What the task requires:
Pull out each line of the data that includes the word "name".

Dataset excerpt:
-*-*-
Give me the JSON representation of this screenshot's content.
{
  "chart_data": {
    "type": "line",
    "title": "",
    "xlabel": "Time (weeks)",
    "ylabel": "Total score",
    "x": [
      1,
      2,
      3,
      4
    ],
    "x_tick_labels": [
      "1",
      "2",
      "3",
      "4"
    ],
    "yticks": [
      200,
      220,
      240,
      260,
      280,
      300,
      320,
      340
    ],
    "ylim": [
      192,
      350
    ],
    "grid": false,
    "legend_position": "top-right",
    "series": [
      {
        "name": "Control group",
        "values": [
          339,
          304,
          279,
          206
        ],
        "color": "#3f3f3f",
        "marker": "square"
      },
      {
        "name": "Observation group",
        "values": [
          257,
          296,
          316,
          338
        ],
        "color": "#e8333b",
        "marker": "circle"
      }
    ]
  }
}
-*-*-
Output of the task:
        "name": "Control group",
        "name": "Observation group",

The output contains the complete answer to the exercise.